▸ Exercise brief
Give the number of lines that hold the string "potential". Nothing else is needed.

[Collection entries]

====

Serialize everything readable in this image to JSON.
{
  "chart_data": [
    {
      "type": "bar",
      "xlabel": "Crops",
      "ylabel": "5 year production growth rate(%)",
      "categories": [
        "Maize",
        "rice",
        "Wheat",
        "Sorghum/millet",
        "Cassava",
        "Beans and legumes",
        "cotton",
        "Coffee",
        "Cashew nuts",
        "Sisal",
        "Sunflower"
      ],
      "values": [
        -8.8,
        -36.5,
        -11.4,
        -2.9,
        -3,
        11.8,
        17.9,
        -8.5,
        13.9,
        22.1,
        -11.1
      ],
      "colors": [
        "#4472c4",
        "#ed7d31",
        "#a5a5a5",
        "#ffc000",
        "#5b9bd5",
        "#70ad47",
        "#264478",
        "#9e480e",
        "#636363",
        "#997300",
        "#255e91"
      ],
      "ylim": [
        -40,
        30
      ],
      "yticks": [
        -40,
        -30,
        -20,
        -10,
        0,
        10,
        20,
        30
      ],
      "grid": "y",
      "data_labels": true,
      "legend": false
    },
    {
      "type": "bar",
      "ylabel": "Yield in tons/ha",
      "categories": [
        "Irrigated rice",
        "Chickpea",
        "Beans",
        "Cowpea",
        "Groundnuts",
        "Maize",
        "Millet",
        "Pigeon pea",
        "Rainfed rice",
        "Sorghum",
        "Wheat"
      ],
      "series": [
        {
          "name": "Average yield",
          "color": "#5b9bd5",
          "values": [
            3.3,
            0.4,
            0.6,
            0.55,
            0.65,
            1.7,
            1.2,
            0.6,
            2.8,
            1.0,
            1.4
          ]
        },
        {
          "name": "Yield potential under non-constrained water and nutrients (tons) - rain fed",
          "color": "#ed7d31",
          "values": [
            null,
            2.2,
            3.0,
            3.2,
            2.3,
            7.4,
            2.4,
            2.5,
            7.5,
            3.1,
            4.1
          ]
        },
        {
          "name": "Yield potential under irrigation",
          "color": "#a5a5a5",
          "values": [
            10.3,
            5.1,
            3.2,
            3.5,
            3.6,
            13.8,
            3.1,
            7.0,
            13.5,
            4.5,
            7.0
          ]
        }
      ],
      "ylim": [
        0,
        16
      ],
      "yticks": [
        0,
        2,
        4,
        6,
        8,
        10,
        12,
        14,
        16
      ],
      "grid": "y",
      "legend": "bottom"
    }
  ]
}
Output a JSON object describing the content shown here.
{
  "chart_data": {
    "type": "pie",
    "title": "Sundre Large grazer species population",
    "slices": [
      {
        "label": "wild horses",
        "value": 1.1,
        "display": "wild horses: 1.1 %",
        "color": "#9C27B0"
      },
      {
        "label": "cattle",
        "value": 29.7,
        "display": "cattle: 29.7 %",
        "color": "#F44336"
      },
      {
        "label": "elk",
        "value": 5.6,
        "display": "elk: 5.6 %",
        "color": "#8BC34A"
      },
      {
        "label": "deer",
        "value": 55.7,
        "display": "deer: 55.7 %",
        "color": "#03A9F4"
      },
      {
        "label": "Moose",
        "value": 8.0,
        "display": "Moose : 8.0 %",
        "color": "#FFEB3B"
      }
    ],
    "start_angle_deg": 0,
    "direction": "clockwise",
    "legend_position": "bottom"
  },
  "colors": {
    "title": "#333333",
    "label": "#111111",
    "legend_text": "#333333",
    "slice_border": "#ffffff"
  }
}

====

▸ Result
2